[Items from a data source]
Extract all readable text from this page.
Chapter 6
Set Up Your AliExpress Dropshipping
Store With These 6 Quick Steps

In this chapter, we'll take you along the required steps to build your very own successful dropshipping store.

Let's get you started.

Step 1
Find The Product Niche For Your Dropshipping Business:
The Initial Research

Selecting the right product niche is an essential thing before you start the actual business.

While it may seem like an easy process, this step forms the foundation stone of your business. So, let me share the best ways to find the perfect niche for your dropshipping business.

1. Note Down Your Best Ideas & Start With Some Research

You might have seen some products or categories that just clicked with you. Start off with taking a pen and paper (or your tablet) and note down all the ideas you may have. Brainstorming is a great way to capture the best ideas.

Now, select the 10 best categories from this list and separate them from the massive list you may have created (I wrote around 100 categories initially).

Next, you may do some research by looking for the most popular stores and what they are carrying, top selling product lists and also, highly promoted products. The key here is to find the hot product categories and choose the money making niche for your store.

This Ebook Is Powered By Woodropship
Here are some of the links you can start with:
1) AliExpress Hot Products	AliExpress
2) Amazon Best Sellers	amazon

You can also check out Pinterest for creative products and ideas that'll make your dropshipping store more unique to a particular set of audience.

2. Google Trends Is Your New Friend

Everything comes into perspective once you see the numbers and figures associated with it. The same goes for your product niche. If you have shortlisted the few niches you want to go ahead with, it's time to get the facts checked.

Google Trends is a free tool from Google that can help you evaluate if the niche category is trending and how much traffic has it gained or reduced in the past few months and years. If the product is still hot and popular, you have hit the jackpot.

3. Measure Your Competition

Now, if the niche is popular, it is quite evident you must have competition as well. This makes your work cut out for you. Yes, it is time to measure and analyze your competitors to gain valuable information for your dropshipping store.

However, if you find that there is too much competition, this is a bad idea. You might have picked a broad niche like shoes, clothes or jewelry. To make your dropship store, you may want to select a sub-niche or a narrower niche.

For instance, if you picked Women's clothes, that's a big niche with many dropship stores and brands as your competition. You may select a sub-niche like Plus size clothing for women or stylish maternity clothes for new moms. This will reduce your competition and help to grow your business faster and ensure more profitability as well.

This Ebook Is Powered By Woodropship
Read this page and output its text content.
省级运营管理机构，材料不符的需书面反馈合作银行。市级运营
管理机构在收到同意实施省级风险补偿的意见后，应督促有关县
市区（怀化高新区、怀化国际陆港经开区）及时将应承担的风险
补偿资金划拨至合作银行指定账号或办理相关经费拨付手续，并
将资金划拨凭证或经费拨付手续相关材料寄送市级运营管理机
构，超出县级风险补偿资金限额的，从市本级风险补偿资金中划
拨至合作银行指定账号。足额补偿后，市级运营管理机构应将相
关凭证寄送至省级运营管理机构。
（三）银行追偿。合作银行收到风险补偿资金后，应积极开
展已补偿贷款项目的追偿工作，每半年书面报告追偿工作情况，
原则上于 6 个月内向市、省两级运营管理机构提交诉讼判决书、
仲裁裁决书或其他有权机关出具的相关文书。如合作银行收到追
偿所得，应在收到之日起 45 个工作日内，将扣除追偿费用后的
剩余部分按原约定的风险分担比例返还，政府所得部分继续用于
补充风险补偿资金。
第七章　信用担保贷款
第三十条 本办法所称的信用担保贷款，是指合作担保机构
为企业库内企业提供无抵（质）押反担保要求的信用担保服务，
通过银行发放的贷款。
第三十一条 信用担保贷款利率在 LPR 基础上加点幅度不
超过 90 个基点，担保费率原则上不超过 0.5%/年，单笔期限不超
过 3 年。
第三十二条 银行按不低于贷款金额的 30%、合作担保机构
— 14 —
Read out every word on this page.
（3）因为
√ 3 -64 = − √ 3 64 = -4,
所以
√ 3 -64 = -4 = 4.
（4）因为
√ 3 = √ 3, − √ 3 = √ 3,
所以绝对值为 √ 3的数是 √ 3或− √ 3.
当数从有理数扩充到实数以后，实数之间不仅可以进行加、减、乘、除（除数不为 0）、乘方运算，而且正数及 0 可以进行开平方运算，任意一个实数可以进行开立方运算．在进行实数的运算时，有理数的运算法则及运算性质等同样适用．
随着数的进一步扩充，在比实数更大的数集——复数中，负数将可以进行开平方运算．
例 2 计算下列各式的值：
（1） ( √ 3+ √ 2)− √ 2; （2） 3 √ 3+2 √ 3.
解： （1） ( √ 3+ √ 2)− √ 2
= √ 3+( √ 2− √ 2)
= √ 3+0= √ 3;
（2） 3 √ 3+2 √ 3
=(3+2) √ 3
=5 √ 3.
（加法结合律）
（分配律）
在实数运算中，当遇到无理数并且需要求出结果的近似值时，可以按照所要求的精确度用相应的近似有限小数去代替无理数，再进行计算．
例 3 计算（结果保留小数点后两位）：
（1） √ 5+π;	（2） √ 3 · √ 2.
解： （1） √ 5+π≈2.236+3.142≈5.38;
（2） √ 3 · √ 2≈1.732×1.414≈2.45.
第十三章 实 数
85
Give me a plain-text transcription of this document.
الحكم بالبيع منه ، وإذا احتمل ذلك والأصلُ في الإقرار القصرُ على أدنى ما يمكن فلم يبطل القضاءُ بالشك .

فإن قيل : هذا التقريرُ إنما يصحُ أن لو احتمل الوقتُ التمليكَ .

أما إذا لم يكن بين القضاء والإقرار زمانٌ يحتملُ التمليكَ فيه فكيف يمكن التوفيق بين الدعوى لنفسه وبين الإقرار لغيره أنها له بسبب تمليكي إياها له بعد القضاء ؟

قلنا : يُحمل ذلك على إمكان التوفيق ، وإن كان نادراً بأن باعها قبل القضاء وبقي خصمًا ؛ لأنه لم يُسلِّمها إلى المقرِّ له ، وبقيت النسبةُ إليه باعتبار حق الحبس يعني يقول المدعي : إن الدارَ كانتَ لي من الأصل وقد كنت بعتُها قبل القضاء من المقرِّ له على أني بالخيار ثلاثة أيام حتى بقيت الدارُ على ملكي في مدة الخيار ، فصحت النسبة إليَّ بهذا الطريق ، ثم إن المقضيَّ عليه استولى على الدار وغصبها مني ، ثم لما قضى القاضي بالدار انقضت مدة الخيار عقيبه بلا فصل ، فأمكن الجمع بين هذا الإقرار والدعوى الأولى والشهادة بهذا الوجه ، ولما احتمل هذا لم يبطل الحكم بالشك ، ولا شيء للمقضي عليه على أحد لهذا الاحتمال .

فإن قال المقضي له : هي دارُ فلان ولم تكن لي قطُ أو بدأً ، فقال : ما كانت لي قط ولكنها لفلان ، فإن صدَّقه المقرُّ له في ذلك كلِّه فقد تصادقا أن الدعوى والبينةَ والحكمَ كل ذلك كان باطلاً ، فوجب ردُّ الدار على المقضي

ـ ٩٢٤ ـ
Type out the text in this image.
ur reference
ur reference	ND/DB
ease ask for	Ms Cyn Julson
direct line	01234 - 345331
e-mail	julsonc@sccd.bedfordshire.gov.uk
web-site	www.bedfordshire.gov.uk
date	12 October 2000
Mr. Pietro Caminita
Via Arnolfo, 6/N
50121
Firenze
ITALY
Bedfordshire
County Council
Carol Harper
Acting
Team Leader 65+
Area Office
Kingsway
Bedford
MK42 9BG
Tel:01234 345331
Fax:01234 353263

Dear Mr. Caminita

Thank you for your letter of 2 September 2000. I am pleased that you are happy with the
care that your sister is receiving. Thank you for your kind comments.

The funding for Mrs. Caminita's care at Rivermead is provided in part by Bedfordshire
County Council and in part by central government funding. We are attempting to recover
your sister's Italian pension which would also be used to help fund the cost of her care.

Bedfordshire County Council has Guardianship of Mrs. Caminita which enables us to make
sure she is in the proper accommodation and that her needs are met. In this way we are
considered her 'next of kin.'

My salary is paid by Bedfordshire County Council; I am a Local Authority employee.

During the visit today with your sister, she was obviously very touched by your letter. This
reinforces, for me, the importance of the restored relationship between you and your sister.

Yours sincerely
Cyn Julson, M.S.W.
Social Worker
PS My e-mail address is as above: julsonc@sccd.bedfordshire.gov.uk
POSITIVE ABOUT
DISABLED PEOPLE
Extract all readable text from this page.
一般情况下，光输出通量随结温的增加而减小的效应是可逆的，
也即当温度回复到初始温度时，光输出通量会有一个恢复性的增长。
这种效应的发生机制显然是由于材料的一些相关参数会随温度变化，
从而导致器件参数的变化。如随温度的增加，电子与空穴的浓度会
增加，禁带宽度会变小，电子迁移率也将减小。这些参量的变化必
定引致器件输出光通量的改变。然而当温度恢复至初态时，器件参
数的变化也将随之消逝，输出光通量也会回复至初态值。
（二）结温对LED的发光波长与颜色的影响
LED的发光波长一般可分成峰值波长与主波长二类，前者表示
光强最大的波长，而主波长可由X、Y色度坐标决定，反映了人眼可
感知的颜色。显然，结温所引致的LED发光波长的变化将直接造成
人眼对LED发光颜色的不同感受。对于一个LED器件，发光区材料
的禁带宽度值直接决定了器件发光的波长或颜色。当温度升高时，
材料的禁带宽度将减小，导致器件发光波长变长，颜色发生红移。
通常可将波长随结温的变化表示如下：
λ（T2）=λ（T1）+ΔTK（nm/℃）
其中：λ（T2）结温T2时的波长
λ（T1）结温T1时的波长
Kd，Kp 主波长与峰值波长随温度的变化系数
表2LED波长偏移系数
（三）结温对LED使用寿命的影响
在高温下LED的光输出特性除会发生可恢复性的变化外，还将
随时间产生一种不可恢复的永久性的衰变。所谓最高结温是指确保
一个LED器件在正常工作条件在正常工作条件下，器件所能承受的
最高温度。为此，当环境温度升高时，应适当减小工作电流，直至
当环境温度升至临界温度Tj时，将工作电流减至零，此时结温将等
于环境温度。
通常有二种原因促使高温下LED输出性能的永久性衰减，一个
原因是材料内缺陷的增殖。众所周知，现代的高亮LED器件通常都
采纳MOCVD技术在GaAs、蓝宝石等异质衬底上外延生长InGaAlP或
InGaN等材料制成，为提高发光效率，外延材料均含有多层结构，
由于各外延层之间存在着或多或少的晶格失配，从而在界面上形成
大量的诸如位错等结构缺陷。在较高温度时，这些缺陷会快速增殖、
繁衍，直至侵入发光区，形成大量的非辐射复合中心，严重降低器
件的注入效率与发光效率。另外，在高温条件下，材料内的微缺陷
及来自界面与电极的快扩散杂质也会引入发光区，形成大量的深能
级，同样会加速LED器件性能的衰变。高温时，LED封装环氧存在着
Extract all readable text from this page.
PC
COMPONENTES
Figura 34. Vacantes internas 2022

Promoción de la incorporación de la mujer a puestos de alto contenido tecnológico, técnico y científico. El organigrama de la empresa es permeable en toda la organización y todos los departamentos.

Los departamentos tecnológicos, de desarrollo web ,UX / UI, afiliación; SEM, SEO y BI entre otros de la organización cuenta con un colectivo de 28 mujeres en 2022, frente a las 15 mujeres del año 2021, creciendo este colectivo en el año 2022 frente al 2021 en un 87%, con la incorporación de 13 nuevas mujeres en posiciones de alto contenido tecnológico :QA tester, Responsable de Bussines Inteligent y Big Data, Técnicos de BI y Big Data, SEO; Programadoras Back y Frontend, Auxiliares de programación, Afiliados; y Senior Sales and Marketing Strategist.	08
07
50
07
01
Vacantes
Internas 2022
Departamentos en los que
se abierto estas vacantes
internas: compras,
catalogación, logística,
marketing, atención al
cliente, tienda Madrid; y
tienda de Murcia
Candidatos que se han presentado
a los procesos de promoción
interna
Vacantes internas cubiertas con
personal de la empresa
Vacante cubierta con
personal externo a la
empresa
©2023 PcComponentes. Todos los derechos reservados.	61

## AIM
Using the listing above, gather each line that holds the string "letter" and copy it.

## EXERCISE SOLUTION
Thank you for your letter of 2 September 2000. I am pleased that you are happy with the
During the visit today with your sister, she was obviously very touched by your letter. This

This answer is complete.